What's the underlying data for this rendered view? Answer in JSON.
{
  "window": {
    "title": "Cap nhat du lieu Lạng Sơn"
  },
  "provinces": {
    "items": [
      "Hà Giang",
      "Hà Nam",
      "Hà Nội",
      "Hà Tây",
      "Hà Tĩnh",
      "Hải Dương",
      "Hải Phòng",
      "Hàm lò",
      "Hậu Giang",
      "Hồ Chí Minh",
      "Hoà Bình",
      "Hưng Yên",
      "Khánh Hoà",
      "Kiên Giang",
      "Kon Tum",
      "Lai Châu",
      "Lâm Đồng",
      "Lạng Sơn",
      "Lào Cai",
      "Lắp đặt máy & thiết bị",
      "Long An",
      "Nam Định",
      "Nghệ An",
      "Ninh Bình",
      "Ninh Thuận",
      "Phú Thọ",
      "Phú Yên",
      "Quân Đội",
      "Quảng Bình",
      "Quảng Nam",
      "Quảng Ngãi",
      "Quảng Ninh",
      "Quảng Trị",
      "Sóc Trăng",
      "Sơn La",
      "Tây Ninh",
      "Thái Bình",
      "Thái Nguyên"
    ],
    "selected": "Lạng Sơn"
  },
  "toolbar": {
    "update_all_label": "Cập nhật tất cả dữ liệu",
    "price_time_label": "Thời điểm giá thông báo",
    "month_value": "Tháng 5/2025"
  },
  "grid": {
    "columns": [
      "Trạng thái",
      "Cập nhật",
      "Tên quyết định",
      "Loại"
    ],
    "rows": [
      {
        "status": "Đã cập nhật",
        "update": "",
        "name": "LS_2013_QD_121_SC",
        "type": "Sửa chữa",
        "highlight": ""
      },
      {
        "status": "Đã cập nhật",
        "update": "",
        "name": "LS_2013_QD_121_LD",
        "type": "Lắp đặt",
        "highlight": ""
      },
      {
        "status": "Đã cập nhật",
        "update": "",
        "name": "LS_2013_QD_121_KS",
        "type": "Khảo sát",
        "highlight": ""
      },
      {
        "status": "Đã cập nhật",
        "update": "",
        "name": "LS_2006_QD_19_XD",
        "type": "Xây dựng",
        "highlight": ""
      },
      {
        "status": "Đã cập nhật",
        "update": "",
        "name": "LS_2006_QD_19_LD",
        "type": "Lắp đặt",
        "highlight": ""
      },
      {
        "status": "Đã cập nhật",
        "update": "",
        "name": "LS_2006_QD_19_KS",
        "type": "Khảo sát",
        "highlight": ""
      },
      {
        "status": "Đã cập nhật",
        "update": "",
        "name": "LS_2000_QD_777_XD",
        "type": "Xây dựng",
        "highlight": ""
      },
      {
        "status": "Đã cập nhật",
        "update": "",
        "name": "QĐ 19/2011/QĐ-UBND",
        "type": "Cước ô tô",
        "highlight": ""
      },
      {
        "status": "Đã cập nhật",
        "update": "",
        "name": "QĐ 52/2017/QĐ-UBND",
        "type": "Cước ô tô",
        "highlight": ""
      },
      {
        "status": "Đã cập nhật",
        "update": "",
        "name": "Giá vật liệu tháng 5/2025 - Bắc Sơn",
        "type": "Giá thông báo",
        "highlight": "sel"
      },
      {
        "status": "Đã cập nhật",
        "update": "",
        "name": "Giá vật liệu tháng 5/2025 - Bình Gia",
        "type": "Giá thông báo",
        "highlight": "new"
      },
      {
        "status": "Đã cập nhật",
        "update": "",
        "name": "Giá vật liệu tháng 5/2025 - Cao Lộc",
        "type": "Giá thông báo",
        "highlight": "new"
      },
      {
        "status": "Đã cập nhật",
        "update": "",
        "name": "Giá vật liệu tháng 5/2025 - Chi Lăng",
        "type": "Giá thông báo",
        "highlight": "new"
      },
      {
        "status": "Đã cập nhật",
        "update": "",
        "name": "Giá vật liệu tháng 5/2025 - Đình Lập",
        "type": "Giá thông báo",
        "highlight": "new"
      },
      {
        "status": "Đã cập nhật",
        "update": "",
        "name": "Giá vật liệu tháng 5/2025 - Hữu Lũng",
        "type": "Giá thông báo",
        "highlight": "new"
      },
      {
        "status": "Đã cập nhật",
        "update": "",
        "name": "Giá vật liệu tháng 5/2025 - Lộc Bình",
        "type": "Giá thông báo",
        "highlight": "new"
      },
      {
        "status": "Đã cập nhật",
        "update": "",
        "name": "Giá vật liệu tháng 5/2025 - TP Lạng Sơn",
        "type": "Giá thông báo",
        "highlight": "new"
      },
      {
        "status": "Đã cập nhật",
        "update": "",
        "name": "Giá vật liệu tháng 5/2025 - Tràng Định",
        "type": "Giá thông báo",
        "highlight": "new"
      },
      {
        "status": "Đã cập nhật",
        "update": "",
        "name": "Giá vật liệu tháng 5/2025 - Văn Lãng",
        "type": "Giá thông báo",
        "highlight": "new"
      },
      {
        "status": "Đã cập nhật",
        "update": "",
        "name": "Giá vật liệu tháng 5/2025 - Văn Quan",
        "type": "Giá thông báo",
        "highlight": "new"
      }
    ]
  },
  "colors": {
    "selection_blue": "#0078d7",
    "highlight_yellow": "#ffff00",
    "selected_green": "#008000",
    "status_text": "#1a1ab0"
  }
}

□ □ □ □ □ □ □

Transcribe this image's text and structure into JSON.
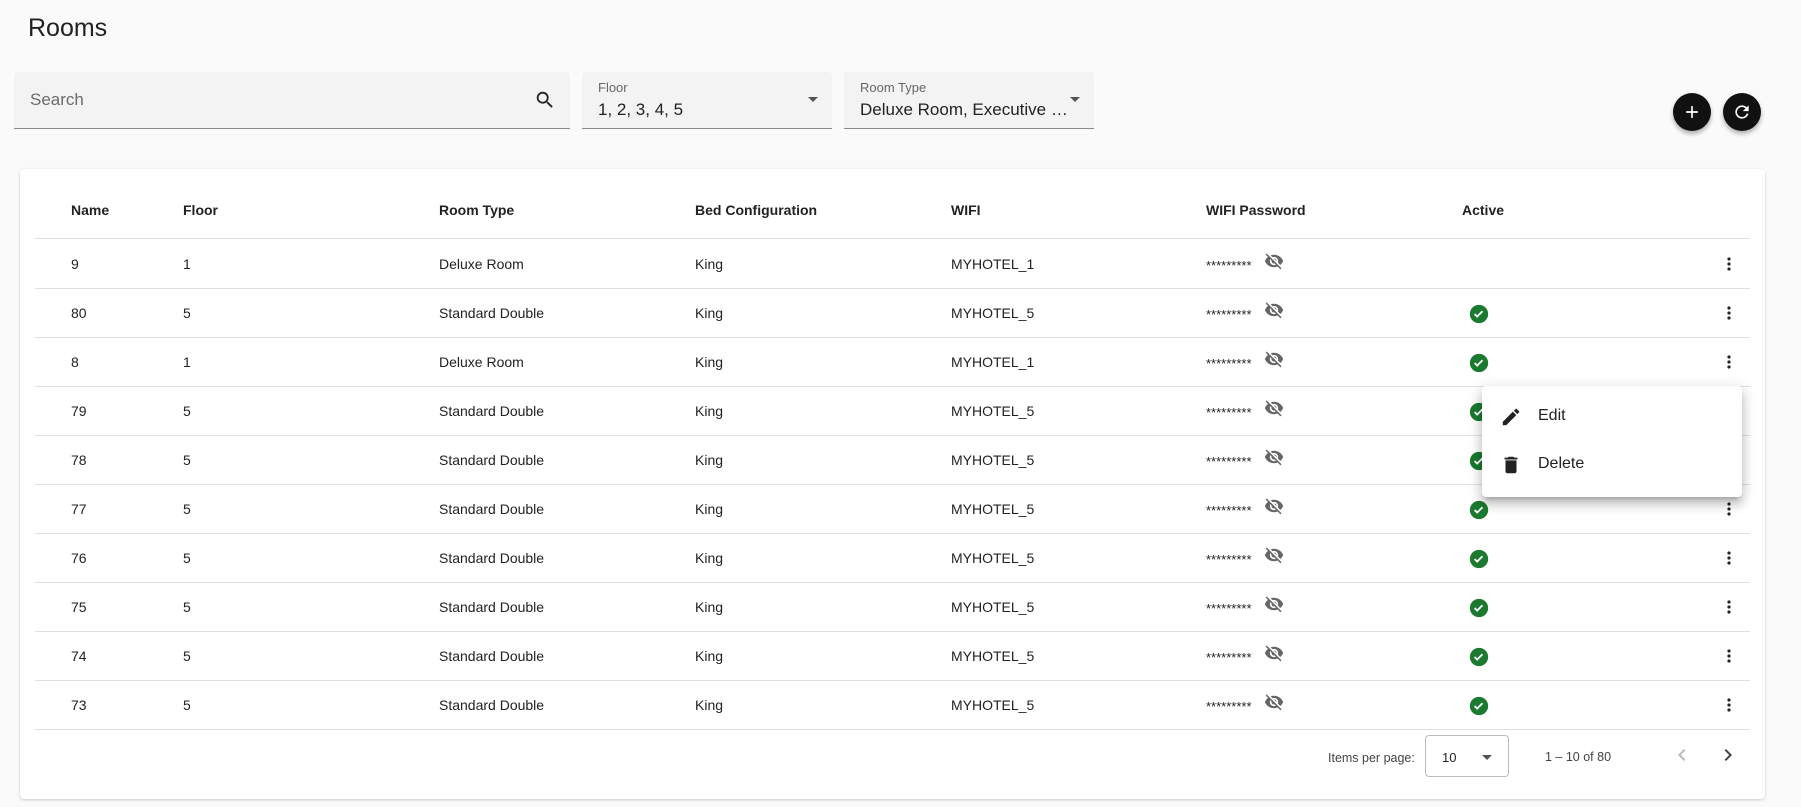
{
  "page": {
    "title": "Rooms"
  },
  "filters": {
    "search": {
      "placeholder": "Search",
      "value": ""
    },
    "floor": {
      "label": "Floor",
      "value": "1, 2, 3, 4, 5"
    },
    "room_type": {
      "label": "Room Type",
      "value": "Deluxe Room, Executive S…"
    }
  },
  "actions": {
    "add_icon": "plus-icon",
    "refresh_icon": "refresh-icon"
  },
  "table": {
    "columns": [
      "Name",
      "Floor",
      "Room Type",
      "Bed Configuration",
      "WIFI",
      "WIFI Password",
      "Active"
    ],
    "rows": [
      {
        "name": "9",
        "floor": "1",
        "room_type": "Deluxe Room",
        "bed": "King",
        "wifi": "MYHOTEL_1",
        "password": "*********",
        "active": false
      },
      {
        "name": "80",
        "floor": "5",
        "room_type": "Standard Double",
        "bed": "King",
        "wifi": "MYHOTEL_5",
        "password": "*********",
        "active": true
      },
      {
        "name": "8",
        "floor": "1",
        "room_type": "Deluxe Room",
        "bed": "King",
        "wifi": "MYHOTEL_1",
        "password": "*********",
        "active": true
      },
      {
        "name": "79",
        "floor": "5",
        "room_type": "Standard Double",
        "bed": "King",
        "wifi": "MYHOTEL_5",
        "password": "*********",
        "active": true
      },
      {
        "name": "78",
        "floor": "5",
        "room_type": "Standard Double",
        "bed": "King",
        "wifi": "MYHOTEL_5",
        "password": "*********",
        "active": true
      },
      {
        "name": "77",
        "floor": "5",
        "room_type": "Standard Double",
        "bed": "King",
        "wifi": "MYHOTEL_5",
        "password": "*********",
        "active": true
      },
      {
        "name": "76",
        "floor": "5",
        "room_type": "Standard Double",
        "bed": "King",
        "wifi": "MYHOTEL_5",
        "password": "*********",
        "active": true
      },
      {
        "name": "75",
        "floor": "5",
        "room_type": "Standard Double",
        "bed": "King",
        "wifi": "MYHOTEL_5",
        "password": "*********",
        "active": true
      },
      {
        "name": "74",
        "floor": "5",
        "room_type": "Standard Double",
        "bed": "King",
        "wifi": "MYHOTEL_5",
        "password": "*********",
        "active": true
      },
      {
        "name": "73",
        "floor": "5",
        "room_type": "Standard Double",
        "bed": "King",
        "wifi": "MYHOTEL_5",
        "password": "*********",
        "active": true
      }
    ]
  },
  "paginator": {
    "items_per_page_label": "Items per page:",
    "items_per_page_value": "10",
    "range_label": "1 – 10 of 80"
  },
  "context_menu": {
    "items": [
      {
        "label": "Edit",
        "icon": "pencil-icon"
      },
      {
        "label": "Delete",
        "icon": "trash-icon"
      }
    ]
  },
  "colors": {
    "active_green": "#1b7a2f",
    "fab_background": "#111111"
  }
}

□ □ □ □ □ □ □

* [PROMPT]:
Respond with the number of lines containing "Ninh" and no additional words.

* [EXERCISE RESPONSE]:
4